▶ **Dataset records**

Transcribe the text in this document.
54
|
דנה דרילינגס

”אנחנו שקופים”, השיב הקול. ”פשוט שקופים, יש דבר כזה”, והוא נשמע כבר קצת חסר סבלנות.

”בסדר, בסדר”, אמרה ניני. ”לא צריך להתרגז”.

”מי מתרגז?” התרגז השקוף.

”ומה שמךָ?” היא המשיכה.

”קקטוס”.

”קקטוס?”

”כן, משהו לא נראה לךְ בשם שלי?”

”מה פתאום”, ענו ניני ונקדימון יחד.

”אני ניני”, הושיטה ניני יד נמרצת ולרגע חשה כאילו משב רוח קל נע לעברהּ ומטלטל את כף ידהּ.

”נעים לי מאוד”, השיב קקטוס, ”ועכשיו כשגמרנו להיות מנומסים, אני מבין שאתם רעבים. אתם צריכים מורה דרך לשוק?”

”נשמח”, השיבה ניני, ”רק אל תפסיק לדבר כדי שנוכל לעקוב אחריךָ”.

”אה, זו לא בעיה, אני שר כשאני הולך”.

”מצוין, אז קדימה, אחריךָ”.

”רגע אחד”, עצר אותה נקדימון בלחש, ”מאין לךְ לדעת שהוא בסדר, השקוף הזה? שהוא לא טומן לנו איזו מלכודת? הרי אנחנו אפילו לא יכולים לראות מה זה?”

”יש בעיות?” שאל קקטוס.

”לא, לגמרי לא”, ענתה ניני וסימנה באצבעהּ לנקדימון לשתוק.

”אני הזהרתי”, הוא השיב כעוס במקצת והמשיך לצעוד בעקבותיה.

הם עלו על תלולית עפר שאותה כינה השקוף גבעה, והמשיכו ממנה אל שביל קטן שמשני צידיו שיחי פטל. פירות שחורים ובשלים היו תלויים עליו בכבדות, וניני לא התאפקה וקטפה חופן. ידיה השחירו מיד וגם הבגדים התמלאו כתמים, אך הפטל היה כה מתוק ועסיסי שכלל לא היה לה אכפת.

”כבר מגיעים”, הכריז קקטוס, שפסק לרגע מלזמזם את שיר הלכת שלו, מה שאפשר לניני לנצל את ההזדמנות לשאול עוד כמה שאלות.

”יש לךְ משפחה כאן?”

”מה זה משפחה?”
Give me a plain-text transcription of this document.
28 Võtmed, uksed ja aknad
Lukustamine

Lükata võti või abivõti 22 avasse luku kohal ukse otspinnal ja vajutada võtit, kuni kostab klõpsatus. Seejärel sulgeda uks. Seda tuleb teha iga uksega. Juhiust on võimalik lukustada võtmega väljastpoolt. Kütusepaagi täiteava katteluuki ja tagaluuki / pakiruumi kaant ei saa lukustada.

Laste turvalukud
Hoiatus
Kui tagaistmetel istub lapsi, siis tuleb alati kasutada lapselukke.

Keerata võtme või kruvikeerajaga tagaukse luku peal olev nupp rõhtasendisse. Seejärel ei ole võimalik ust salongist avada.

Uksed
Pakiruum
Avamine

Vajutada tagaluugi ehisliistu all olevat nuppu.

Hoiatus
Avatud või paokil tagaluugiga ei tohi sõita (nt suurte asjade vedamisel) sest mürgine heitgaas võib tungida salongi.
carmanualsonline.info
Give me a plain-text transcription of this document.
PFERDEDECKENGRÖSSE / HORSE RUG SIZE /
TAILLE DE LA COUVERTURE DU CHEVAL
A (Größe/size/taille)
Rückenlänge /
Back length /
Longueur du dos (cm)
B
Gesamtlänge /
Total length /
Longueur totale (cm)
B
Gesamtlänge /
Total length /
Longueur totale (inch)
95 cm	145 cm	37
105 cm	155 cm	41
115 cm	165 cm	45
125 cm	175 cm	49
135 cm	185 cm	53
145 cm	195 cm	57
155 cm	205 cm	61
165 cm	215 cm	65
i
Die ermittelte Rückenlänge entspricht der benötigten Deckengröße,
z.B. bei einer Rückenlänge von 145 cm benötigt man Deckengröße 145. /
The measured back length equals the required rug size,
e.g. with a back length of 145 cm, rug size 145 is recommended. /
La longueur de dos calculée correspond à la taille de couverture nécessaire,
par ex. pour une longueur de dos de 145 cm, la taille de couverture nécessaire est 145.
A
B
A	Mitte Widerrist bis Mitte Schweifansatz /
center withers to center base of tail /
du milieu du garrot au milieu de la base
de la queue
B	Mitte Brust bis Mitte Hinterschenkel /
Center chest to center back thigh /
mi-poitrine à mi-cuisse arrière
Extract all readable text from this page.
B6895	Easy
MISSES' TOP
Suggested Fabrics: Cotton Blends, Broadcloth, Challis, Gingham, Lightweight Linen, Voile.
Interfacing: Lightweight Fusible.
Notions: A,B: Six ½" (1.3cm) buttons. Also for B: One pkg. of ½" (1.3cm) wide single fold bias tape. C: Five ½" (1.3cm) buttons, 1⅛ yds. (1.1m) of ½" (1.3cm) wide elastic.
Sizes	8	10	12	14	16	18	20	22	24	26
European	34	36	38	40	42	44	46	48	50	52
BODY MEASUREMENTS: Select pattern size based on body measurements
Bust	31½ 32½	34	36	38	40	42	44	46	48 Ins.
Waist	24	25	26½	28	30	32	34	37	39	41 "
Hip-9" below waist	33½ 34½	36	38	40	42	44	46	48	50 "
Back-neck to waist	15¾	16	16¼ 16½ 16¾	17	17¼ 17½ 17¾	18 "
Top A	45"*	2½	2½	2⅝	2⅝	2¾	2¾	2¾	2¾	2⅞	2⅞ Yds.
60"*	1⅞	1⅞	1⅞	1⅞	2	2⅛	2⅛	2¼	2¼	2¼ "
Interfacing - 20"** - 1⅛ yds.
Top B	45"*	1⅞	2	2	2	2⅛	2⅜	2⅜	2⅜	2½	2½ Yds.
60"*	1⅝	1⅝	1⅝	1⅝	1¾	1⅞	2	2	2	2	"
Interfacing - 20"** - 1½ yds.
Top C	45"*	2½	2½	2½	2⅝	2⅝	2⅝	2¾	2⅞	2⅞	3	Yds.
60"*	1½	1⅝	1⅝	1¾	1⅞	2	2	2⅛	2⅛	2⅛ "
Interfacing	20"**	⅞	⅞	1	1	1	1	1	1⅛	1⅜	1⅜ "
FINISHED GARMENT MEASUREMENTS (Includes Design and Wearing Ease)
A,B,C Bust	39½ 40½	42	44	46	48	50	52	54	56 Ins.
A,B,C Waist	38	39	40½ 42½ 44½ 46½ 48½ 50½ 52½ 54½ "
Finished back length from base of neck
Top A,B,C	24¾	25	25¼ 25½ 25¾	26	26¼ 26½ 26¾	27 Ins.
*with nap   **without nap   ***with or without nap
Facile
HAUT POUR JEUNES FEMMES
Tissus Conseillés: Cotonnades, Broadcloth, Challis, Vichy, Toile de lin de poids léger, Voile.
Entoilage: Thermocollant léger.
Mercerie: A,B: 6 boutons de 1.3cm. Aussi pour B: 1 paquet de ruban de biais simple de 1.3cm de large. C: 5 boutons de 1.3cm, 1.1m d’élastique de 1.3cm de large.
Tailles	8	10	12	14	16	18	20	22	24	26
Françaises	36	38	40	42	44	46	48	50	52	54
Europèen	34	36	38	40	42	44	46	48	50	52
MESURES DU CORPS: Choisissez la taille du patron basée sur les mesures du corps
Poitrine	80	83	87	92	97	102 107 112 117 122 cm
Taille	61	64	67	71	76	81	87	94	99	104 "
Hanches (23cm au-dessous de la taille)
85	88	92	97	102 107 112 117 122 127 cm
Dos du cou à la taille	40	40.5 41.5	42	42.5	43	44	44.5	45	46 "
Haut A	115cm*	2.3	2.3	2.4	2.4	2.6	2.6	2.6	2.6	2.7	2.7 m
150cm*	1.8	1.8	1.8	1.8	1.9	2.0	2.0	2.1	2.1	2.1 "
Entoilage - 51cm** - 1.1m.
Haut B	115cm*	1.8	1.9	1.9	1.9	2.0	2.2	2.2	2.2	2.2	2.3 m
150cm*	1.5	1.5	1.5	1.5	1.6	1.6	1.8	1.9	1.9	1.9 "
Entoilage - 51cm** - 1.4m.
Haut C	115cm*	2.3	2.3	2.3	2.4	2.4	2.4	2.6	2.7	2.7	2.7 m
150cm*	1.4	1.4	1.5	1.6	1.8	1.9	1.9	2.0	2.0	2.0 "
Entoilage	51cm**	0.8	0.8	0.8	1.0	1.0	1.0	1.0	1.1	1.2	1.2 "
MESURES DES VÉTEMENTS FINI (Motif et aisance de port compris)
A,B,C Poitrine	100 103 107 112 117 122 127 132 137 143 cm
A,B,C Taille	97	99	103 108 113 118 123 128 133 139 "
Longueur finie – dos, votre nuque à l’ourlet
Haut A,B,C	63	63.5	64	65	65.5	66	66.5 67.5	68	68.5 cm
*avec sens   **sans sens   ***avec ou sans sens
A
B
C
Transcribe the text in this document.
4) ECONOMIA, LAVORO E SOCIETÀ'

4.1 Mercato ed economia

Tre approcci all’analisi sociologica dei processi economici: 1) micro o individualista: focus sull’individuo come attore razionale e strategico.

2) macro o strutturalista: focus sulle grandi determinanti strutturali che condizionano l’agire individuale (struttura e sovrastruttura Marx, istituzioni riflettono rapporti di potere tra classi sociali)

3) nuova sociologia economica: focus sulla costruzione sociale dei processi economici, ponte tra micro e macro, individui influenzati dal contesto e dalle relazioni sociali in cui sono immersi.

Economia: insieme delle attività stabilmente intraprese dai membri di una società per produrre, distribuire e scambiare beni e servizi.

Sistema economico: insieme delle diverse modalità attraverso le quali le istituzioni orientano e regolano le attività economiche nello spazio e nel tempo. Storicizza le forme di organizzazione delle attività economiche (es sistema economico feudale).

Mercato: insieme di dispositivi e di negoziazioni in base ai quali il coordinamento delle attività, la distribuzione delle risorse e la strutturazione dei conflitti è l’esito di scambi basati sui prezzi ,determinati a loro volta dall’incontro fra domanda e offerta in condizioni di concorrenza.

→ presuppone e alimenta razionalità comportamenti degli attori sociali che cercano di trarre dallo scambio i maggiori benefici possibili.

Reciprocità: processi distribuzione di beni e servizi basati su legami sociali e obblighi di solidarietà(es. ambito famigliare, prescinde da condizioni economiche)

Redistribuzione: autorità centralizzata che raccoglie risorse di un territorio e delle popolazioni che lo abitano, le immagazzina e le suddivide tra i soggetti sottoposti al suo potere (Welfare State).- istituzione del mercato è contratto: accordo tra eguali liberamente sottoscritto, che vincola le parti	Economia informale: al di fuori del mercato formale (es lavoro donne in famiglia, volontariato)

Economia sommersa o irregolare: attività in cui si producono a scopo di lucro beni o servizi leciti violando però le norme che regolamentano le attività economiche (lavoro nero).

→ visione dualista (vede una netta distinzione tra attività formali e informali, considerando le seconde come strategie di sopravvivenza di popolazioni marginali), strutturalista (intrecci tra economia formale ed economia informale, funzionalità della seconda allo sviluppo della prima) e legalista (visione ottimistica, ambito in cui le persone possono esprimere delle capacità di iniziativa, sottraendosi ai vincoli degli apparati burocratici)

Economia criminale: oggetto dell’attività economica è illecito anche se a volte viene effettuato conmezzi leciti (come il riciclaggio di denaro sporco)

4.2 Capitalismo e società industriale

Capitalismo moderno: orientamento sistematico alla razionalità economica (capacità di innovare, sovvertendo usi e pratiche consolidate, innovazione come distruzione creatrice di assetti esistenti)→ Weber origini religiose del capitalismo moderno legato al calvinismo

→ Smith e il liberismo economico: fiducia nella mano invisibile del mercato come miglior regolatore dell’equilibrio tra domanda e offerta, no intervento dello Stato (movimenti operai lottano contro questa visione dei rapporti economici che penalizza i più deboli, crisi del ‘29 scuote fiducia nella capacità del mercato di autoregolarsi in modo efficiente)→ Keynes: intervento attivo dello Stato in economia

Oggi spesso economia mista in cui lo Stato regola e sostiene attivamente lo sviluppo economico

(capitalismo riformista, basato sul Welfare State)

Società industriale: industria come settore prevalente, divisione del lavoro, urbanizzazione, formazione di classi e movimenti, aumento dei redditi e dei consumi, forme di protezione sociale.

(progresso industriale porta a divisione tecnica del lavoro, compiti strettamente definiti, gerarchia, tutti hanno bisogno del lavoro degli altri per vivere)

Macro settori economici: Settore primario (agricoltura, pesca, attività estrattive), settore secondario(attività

▶ **Problem requirements**
Find how many of the lines above have the word "אחריך" in them. State only that number.

▶ **Written response**
2